Dornyei and Thurrell's (1994) interpretation of the direct approach is based on an explicit conceptualization of what conversational skills and subskills involve. Dornyei and Thurrell (1994) provide a list of conversational rules and structures, conversational strategies, functions and meanings in conversation, and social and cultural contexts to serve as a menu for teachers as they design a syllabus for their classes. According to Dornyei and Thurrell (1994), the direct approach is not in opposition with the indirect approach, but rather an extension and further development of CLT methodology. In addition to the main activities used in the indirect approach to CLT classrooms, the direct approach adds to CLT more conscious elements such as (a) including specific language input, (b) increasing the role of consciousness raising, and (c) sequencing communicative tasks systematically.

This type of teaching is well suited to the type of learning background most Japanese students bring with them to college and university conversation classrooms.

A Systematic Approach

By taking into consideration both the empirical evidence supporting the existence of several Japanese communicative style characteristics and the suitability of the more systematic direct approach to CLT, we now have a solid background for providing strategies to deal with the problem of how to introduce English discussion and conversational skills to Japanese learners at the college and university level.

Tasks to complete:
[1] Rewrite the stored entries, starting at the first entry and ending at the line containing "note-title: 要点 bbox=[885, 1069, 937, 1099]", substituting "trim-mark" for "crop-mark" and leaving everything else unchanged.
[2] Continue the passage on teaching English conversation to Japanese learners from where it stops.

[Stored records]
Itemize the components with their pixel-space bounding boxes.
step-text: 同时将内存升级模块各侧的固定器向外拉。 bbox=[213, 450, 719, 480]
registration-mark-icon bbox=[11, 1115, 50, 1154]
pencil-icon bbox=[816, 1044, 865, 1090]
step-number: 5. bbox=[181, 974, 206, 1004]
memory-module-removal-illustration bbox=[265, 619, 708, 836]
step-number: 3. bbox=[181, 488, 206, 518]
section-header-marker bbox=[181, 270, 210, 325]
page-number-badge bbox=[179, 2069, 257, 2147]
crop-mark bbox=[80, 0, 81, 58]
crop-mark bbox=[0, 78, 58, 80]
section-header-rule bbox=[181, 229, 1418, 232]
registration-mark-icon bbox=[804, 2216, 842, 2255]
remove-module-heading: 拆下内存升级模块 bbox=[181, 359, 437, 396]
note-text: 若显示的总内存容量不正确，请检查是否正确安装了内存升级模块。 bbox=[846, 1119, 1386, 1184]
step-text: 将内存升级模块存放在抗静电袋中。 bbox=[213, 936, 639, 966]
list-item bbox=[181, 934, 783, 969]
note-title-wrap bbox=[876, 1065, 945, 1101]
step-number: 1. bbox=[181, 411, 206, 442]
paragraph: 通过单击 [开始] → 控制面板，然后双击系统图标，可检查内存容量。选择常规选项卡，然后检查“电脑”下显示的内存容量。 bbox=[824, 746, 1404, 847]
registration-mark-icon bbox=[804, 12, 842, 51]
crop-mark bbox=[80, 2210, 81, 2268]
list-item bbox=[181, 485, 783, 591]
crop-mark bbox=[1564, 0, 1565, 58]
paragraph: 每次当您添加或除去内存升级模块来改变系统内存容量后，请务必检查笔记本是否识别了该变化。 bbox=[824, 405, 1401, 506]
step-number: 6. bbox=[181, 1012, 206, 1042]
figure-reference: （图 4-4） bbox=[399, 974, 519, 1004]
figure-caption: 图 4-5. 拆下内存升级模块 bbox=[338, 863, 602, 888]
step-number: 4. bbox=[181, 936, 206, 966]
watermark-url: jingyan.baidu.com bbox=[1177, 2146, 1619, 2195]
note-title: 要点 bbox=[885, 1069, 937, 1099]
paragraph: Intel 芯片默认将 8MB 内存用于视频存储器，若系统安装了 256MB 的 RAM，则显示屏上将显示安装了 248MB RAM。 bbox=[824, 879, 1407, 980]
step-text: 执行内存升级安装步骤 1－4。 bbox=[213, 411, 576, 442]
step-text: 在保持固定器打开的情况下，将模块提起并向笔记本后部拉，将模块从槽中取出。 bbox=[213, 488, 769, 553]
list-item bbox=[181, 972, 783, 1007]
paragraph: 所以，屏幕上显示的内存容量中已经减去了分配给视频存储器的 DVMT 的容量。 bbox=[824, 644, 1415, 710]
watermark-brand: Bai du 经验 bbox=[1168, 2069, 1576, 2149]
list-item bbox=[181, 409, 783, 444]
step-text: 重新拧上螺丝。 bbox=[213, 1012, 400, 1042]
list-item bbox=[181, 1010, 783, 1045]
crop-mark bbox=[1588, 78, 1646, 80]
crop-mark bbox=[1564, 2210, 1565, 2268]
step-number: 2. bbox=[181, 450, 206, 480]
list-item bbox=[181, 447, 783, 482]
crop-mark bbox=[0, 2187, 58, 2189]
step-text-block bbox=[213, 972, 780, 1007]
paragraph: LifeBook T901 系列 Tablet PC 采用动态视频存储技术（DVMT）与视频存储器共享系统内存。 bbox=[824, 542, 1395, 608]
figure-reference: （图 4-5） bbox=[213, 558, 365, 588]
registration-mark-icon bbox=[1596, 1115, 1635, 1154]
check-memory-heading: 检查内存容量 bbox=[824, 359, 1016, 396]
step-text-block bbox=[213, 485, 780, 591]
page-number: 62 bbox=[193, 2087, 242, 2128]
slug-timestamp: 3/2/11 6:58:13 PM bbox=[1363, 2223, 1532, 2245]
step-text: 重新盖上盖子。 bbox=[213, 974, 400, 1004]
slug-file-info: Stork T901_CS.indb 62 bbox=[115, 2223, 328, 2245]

Final results:
[1]
Itemize the components with their pixel-space bounding boxes.
step-text: 同时将内存升级模块各侧的固定器向外拉。 bbox=[213, 450, 719, 480]
registration-mark-icon bbox=[11, 1115, 50, 1154]
pencil-icon bbox=[816, 1044, 865, 1090]
step-number: 5. bbox=[181, 974, 206, 1004]
memory-module-removal-illustration bbox=[265, 619, 708, 836]
step-number: 3. bbox=[181, 488, 206, 518]
section-header-marker bbox=[181, 270, 210, 325]
page-number-badge bbox=[179, 2069, 257, 2147]
trim-mark bbox=[80, 0, 81, 58]
trim-mark bbox=[0, 78, 58, 80]
section-header-rule bbox=[181, 229, 1418, 232]
registration-mark-icon bbox=[804, 2216, 842, 2255]
remove-module-heading: 拆下内存升级模块 bbox=[181, 359, 437, 396]
note-text: 若显示的总内存容量不正确，请检查是否正确安装了内存升级模块。 bbox=[846, 1119, 1386, 1184]
step-text: 将内存升级模块存放在抗静电袋中。 bbox=[213, 936, 639, 966]
list-item bbox=[181, 934, 783, 969]
note-title-wrap bbox=[876, 1065, 945, 1101]
step-number: 1. bbox=[181, 411, 206, 442]
paragraph: 通过单击 [开始] → 控制面板，然后双击系统图标，可检查内存容量。选择常规选项卡，然后检查“电脑”下显示的内存容量。 bbox=[824, 746, 1404, 847]
registration-mark-icon bbox=[804, 12, 842, 51]
trim-mark bbox=[80, 2210, 81, 2268]
list-item bbox=[181, 485, 783, 591]
trim-mark bbox=[1564, 0, 1565, 58]
paragraph: 每次当您添加或除去内存升级模块来改变系统内存容量后，请务必检查笔记本是否识别了该变化。 bbox=[824, 405, 1401, 506]
step-number: 6. bbox=[181, 1012, 206, 1042]
figure-reference: （图 4-4） bbox=[399, 974, 519, 1004]
figure-caption: 图 4-5. 拆下内存升级模块 bbox=[338, 863, 602, 888]
step-number: 4. bbox=[181, 936, 206, 966]
watermark-url: jingyan.baidu.com bbox=[1177, 2146, 1619, 2195]
note-title: 要点 bbox=[885, 1069, 937, 1099]

[2]
One key strategy is what Anderson (1993: 108) calls "blending in." By identifying the contexts in which Japanese feel the most comfortable talking, and how language is used in those settings, the teacher can simulate those situations in the classroom. Anderson (1993) recommends pair and group work with tightly controlled tasks as being effective. Group members should be assigned specific roles such as "leader," "secretary," and "spokesperson." The leader coordinates the discussion, the secretary records group decisions, and the spokesperson reports back to the class. Because each member is representing the group, there is little individual risk involved.

Anderson (1993) also recommends using games that combine inter-group competition with intra-group cooperation. Another strategy for making the transition from the formalized speechmaking that Japanese students have been reared on to the more spontaneous expression that marks western discussion is to have students refer to pre-prepared scripts when discussing an assigned topic4. After a few changes of partners, the scripts are put away and the students have to rely on memory and imagination.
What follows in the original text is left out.